-- Data listing start --

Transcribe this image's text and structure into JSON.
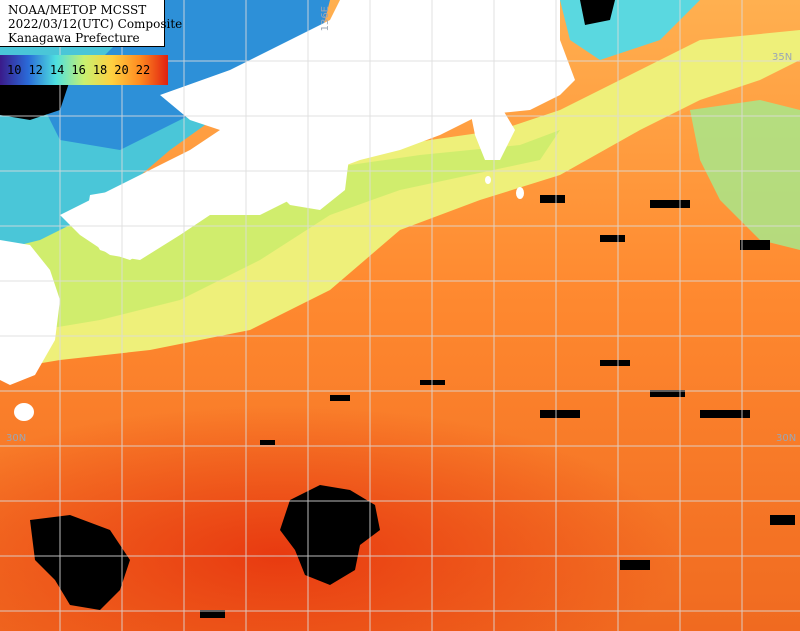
{
  "title": {
    "line1": "NOAA/METOP MCSST",
    "line2": "2022/03/12(UTC) Composite",
    "line3": "Kanagawa Prefecture"
  },
  "scale": {
    "labels": [
      "10",
      "12",
      "14",
      "16",
      "18",
      "20",
      "22"
    ],
    "colors": [
      "#3a1a8a",
      "#2a6ad8",
      "#4ee0e0",
      "#c8f070",
      "#ffd040",
      "#ff8a20",
      "#e02010"
    ]
  },
  "coordinates": {
    "lon_136": "136E",
    "lat_35_right": "35N",
    "lat_30_left": "30N",
    "lat_30_right": "30N"
  },
  "colors": {
    "land": "#ffffff",
    "cloud": "#000000",
    "warm": "#e8501a",
    "mid": "#ff9a3a",
    "cool": "#f0e070",
    "cold": "#5ad0f0",
    "grid": "#dcdcdc"
  }
}
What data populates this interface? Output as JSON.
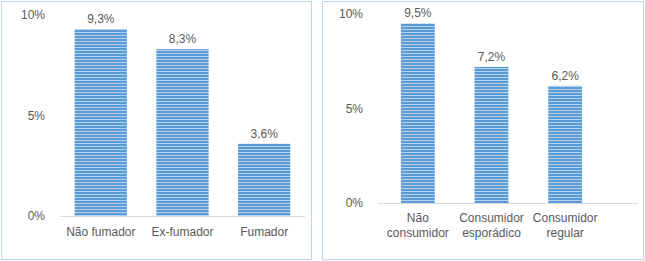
{
  "chart_data": [
    {
      "type": "bar",
      "categories": [
        "Não fumador",
        "Ex-fumador",
        "Fumador"
      ],
      "values": [
        9.3,
        8.3,
        3.6
      ],
      "value_labels": [
        "9,3%",
        "8,3%",
        "3,6%"
      ],
      "color": "#5b9bd5",
      "ylim": [
        0,
        10
      ],
      "yticks": [
        {
          "value": 0,
          "label": "0%"
        },
        {
          "value": 5,
          "label": "5%"
        },
        {
          "value": 10,
          "label": "10%"
        }
      ],
      "grid": false,
      "data_labels": true
    },
    {
      "type": "bar",
      "categories": [
        "Não consumidor",
        "Consumidor esporádico",
        "Consumidor regular"
      ],
      "values": [
        9.5,
        7.2,
        6.2
      ],
      "value_labels": [
        "9,5%",
        "7,2%",
        "6,2%"
      ],
      "color": "#5b9bd5",
      "ylim": [
        0,
        10
      ],
      "yticks": [
        {
          "value": 0,
          "label": "0%"
        },
        {
          "value": 5,
          "label": "5%"
        },
        {
          "value": 10,
          "label": "10%"
        }
      ],
      "grid": false,
      "data_labels": true
    }
  ]
}
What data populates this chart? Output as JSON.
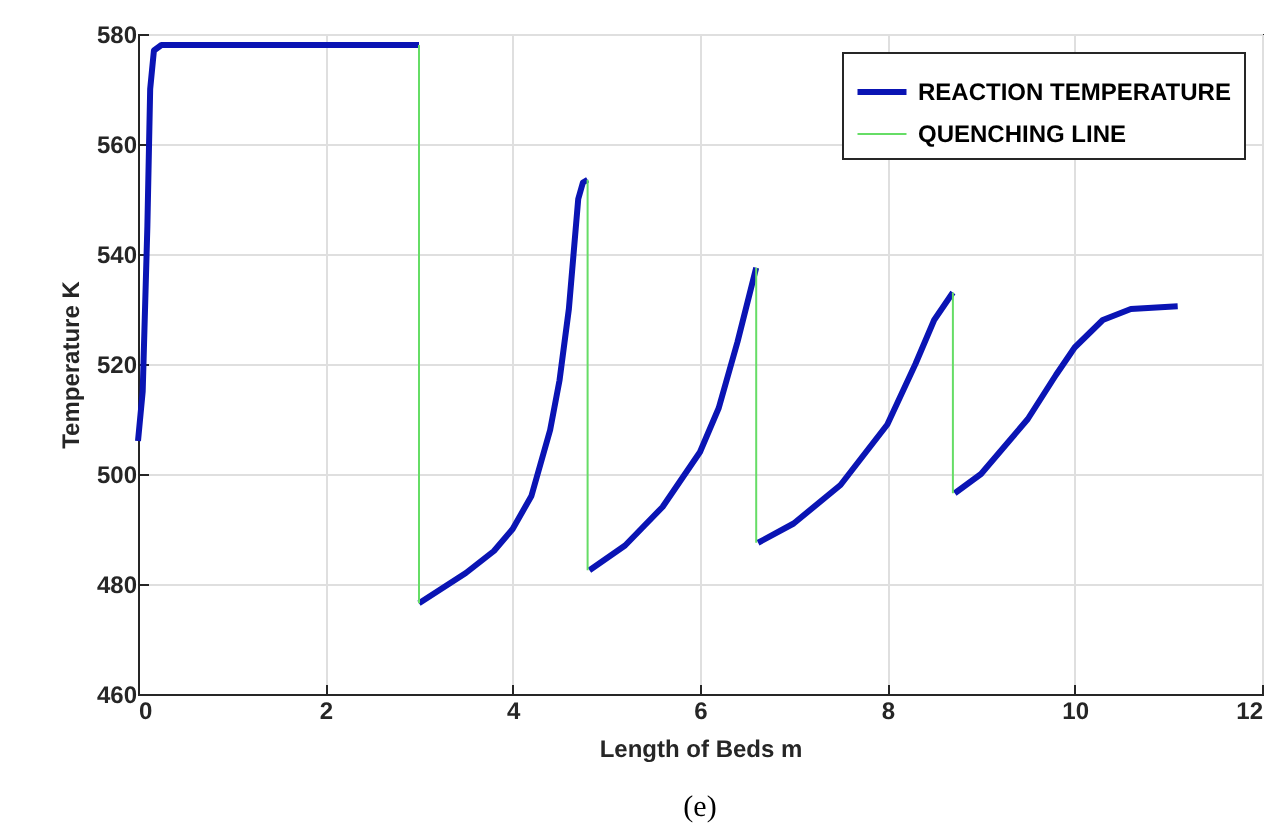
{
  "chart_data": {
    "type": "line",
    "xlabel": "Length of Beds m",
    "ylabel": "Temperature K",
    "xlim": [
      0,
      12
    ],
    "xticks": [
      0,
      2,
      4,
      6,
      8,
      10,
      12
    ],
    "ylim": [
      460,
      580
    ],
    "yticks": [
      460,
      480,
      500,
      520,
      540,
      560,
      580
    ],
    "grid": true,
    "legend": "top right",
    "annotations": [
      "(e)"
    ],
    "series": [
      {
        "name": "REACTION TEMPERATURE",
        "color": "#0a14b4",
        "x": [
          0,
          0.05,
          0.1,
          0.13,
          0.17,
          0.25,
          3.0,
          null,
          3.0,
          3.5,
          3.8,
          4.0,
          4.2,
          4.4,
          4.5,
          4.6,
          4.65,
          4.7,
          4.75,
          4.8,
          null,
          4.82,
          5.2,
          5.6,
          6.0,
          6.2,
          6.4,
          6.6,
          null,
          6.62,
          7.0,
          7.5,
          8.0,
          8.3,
          8.5,
          8.7,
          null,
          8.72,
          9.0,
          9.5,
          9.8,
          10.0,
          10.3,
          10.6,
          11.1
        ],
        "values": [
          506,
          515,
          545,
          570,
          577,
          578,
          578,
          null,
          476.5,
          482,
          486,
          490,
          496,
          508,
          517,
          530,
          540,
          550,
          553,
          553.5,
          null,
          482.5,
          487,
          494,
          504,
          512,
          524,
          537.5,
          null,
          487.5,
          491,
          498,
          509,
          520,
          528,
          533,
          null,
          496.5,
          500,
          510,
          518,
          523,
          528,
          530,
          530.5
        ]
      },
      {
        "name": "QUENCHING LINE",
        "color": "#66dd66",
        "x": [
          3.0,
          3.0,
          null,
          4.8,
          4.8,
          null,
          6.6,
          6.6,
          null,
          8.7,
          8.7
        ],
        "values": [
          578,
          476.5,
          null,
          553.5,
          482.5,
          null,
          537.5,
          487.5,
          null,
          533,
          496.5
        ]
      }
    ]
  }
}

-- Data listing end --

> Short task:
In the entries above, identify every line with the string "populates".

> Reply to the task:
What data populates this interface? Output as JSON.
What data populates this chart? Output as JSON.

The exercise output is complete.